ИЗВЛЕЧЕННЫЙ ТЕКСТ =
______________________________

Скажем, в действительности нет такого явления, как «кулак» или «кулацкое хозяйство»; и чем больше теоретики партии изощрялись в спорах, кого считать «кулаком», а кого отнести к «середнякам», тем явственнее видно, что сложносочиненную социальную ткань кроили по лекалам терминов, которые эту ткань не описывают, а выступают по отношению к ней нормативно; в область социального и экономического властно вторгалась юриспруденция.
«Кулак» – это тот, к кому должно применить некие репрессивные меры; само понятие «кулак» вызвано к жизни исключительно непреложной необходимостью (с точки зрения власти) этих мер и вне репрессивного контекста нежизнеспособно: оно живет мерцающей жизнью химеры, которая «гальванизируется» указом о той или иной репрессивной операции. В реальной же жизни деревни есть более богатые и менее богатые хозяйства, но понятие «кулак» категорически не способно сообщить нам, почему одни более, а другие менее богаты; оно «стирает» действительность, многообразие, «отменяет» реальные различия в способах хозяйствования, почвах, технической оснащенности, местных традициях, агрономической квалификации – и предъявляет одномерный и нормативный по характеру срез, годный лишь для составления ордеров на арест.
И вот этот-то одномерный срез становится основой для суждений о жизни деревни вообще; он не просто выполняет свою роль – определять, кому должно быть арестованным, – он монополизирует тематическое поле, «ослепляет» любого наблюдателя, вынужденного говорить на предложенном языке.

Насилие как язык

В ХХ веке в работах некоторых философов появился термин «репрессивное сознание», очерчивавший специфические черты сознания, измененного атмосферой и прямым действием репрессий.
«Репрессивное сознание может существовать только в качестве полемики с реальностью. Оно отрицает всё. Оно может выжить только замораживаясь, становясь всё более тоталитарным», – писал французский философ Жак Каматт.
Ловушка репрессивного сознания в том, что тоталитарные методы взаимодействия для него не цель, а средство, инструмент; оно по своей природе не может не прибегать к насилию, потому что только насилие способно упорядочивать мир через упрощение и, упрощая, замещать реальность некой квазиреальностью, обладающей меньшим «смысловым разрешением», меньшим числом понятийных характеристик.
Объяснить, что насилие, жестокость – это зло, возможно; но крайне затруднительно это сделать в ситуации, когда насилие «встроено» в структуры сознания; «встроено» в отношения с людьми, в понимания и акты мышления, претендующие быть познавательными. Если насилие «изъять», человек остается в мире, который он не в силах объяснить; у него отнята его речь, его язык (оставим пока за скобками вопрос о качестве этого языка) разговора с действительностью.
Что сегодня в этом смысле происходит в стране?
В тридцатые годы насилие оправдывалось идеей; идея исчезла, а навык репрессивных практик как основного способа взаимодействия с жизнью и на бытовом уровне, и на уровне государственного управления, к сожалению, сохранился и передается механизмами общественной культуры в качестве якобы эффективного.
При этом разговор с реальностью на языке насилия ведется – невольный каламбур – от бессилия, от неспособности или невозможности содержательного, по смыслам выстроенного контакта.

______________________________

ПЕРЕЧЕНЬ =
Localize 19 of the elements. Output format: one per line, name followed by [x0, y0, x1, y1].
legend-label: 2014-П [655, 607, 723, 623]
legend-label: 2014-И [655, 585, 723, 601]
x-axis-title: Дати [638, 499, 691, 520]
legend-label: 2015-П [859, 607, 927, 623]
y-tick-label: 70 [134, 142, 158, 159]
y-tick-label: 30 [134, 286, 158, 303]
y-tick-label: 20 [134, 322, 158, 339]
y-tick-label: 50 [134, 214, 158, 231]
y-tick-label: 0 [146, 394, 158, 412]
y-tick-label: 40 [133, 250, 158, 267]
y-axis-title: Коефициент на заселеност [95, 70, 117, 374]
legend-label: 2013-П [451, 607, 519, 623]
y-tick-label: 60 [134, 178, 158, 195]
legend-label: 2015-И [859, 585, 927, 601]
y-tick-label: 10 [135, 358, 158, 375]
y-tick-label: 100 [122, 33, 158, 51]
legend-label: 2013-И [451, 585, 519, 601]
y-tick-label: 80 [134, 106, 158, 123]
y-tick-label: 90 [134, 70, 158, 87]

______________________________

Перепечатайте из текста о репрессивном сознании фрагмент между словами «И вот этот-то» и «прямым действием репрессий.» включительно. Листинг представляет собой отдельный материал и к тексту не относится.

РЕЗУЛЬТАТ УПРАЖНЕНИЯ =
И вот этот-то одномерный срез становится основой для суждений о жизни деревни вообще; он не просто выполняет свою роль – определять, кому должно быть арестованным, – он монополизирует тематическое поле, «ослепляет» любого наблюдателя, вынужденного говорить на предложенном языке.

Насилие как язык

В ХХ веке в работах некоторых философов появился термин «репрессивное сознание», очерчивавший специфические черты сознания, измененного атмосферой и прямым действием репрессий.